> Short problem: Retype the material starting at the first line and ending at the line containing "radio-icon[interactable] [930, 282, 953, 305]", reproducing each line without alteration.
## start
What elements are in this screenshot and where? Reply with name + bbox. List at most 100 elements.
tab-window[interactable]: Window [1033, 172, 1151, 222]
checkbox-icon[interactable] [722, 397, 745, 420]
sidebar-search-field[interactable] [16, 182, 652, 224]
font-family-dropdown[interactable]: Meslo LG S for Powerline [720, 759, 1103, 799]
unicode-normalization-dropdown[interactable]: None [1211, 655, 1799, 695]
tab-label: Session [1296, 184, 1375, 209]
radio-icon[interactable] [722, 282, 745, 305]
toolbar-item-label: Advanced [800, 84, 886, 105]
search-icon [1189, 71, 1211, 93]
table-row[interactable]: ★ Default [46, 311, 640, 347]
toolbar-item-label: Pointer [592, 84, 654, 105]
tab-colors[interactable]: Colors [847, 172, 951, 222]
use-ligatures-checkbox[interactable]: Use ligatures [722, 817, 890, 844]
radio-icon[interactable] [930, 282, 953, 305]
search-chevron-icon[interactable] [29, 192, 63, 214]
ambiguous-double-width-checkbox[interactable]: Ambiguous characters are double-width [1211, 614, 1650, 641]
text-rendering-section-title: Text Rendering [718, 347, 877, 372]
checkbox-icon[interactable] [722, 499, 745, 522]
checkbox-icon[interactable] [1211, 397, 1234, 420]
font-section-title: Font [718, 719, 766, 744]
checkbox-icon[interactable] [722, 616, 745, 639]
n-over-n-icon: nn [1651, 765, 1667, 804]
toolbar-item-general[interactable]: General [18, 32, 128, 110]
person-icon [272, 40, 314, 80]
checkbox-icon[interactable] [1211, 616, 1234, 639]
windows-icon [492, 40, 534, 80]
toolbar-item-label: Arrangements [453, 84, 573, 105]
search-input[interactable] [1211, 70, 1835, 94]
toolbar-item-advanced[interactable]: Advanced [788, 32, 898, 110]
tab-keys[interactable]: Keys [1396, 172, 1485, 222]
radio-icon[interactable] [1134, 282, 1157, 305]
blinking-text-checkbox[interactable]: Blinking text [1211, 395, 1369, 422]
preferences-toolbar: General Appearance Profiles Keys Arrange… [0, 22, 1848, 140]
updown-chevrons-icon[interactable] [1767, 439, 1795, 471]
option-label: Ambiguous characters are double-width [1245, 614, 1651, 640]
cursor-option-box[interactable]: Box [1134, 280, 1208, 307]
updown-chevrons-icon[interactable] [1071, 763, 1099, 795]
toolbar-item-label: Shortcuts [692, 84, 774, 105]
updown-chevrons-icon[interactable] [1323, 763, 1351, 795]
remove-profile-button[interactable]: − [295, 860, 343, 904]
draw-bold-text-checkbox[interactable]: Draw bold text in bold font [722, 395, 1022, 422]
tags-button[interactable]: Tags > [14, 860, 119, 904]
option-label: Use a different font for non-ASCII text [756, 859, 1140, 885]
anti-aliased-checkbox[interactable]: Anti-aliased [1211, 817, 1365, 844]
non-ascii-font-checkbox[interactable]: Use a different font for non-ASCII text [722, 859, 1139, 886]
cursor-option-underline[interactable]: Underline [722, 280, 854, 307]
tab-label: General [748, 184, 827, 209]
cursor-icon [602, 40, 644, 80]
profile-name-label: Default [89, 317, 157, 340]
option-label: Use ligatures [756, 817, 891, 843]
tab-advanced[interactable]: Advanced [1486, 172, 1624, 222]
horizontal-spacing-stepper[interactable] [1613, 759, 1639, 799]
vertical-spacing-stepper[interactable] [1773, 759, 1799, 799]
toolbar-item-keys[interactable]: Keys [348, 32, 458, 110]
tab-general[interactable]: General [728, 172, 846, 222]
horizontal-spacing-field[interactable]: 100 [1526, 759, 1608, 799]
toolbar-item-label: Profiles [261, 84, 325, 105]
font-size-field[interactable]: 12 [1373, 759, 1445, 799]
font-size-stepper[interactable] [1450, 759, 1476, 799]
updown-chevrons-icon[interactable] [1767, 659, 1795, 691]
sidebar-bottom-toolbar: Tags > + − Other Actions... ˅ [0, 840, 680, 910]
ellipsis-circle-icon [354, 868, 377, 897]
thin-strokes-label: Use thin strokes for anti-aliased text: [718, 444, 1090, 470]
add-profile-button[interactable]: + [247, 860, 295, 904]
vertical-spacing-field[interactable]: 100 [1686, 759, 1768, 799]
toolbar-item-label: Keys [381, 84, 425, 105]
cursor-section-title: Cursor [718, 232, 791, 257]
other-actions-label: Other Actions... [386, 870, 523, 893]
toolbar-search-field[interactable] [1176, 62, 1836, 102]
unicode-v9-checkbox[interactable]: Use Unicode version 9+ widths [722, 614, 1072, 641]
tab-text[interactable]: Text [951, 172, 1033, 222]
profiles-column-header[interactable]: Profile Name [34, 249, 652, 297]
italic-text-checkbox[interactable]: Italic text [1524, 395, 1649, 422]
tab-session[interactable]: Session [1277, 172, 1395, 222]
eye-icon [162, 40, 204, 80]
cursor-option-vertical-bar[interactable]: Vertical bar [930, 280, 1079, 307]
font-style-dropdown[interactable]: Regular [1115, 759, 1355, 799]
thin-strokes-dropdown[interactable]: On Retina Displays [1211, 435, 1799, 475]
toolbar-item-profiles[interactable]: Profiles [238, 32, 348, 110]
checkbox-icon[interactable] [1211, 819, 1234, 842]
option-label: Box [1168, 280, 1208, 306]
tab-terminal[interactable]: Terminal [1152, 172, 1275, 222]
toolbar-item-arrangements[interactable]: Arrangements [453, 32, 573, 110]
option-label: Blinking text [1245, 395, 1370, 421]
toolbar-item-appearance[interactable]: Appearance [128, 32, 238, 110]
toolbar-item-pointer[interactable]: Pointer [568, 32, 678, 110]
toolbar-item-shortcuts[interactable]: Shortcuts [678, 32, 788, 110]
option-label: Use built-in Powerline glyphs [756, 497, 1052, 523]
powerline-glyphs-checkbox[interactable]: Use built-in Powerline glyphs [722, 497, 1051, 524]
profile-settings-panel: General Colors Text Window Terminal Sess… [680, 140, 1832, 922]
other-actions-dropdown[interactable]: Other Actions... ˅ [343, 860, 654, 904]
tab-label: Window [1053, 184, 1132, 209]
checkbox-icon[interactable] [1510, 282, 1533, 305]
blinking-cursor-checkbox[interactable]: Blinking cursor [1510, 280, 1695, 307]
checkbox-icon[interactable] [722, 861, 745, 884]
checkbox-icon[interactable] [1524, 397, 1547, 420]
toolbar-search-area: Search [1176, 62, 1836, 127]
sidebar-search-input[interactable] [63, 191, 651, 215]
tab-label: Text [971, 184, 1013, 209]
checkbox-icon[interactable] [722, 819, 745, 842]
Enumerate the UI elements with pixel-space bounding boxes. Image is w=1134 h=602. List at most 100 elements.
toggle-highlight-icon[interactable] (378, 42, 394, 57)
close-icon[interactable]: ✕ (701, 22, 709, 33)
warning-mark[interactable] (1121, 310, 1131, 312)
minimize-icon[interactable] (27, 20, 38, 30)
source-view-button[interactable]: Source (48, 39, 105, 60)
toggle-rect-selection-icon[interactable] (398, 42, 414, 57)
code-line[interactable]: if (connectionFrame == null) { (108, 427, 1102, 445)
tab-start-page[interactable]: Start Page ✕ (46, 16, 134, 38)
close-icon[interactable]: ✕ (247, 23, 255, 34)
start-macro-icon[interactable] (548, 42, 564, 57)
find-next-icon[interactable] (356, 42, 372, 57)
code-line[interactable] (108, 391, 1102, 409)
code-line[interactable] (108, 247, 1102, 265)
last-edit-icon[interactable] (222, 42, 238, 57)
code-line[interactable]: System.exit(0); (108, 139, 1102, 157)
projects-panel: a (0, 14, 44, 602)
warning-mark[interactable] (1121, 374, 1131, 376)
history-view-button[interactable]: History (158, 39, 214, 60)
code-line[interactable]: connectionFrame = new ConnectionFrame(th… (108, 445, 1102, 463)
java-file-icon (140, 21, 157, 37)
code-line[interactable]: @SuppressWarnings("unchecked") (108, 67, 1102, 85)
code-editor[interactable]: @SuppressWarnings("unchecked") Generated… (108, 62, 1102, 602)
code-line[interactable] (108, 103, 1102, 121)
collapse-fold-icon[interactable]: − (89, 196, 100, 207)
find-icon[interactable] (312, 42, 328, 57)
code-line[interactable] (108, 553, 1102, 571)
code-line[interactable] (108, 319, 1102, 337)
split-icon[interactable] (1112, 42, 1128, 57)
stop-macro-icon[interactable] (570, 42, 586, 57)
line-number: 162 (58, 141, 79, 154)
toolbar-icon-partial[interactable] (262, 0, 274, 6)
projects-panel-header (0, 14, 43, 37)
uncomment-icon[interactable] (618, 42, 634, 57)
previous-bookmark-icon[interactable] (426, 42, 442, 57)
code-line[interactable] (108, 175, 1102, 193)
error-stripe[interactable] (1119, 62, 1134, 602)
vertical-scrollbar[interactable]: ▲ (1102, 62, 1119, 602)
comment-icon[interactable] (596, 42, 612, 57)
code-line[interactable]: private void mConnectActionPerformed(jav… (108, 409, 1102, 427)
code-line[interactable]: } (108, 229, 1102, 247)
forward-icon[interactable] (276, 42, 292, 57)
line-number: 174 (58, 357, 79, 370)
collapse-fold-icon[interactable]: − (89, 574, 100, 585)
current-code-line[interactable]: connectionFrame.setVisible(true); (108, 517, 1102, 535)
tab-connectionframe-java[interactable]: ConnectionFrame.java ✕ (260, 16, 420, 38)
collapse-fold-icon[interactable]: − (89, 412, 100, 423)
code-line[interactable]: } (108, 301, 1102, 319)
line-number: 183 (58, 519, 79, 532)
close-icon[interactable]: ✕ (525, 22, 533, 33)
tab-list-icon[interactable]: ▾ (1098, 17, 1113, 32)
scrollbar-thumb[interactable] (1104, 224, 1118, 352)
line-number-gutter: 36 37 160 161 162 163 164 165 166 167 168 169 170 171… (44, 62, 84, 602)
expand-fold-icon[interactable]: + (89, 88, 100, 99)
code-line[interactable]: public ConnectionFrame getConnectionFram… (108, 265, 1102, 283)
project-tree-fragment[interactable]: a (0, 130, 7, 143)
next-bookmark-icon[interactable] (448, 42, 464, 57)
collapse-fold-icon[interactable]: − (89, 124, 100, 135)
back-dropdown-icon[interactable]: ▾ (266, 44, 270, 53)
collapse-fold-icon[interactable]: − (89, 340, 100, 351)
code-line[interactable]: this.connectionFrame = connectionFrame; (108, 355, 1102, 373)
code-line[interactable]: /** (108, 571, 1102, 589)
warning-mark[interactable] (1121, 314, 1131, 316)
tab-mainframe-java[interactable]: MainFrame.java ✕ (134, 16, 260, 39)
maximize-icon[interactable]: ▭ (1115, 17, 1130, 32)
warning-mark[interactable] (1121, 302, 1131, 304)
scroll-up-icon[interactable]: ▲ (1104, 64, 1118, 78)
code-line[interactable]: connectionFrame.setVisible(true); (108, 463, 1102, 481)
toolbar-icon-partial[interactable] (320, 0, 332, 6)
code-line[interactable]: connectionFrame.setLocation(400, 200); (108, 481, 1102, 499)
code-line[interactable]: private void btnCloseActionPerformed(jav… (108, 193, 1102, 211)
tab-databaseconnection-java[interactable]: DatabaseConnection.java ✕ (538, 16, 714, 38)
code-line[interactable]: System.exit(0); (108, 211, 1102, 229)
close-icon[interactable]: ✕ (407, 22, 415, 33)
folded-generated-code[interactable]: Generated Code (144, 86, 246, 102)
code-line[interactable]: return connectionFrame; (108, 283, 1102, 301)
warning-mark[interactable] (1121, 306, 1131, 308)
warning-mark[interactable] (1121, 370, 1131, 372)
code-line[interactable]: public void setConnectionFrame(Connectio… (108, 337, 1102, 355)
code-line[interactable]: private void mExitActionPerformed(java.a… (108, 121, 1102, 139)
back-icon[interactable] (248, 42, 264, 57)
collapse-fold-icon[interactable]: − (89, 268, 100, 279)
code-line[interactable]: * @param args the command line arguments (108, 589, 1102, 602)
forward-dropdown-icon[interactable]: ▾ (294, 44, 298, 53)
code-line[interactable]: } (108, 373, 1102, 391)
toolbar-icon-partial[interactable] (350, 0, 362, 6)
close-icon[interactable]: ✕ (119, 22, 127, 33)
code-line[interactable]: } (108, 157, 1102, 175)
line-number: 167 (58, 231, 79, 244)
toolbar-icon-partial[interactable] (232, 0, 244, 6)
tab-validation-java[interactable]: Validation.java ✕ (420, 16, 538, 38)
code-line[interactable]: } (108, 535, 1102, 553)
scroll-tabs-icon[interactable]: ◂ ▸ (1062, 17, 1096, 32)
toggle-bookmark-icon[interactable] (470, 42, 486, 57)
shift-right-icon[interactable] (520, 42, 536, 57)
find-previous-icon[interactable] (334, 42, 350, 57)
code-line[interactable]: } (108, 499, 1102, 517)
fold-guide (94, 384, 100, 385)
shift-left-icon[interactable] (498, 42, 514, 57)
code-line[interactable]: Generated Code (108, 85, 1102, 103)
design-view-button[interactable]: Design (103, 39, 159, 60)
## end
> Task result:
What elements are in this screenshot and where? Reply with name + bbox. List at most 100 elements.
tab-window[interactable]: Window [1033, 172, 1151, 222]
checkbox-icon[interactable] [722, 397, 745, 420]
sidebar-search-field[interactable] [16, 182, 652, 224]
font-family-dropdown[interactable]: Meslo LG S for Powerline [720, 759, 1103, 799]
unicode-normalization-dropdown[interactable]: None [1211, 655, 1799, 695]
tab-label: Session [1296, 184, 1375, 209]
radio-icon[interactable] [722, 282, 745, 305]
toolbar-item-label: Advanced [800, 84, 886, 105]
search-icon [1189, 71, 1211, 93]
table-row[interactable]: ★ Default [46, 311, 640, 347]
toolbar-item-label: Pointer [592, 84, 654, 105]
tab-colors[interactable]: Colors [847, 172, 951, 222]
use-ligatures-checkbox[interactable]: Use ligatures [722, 817, 890, 844]
radio-icon[interactable] [930, 282, 953, 305]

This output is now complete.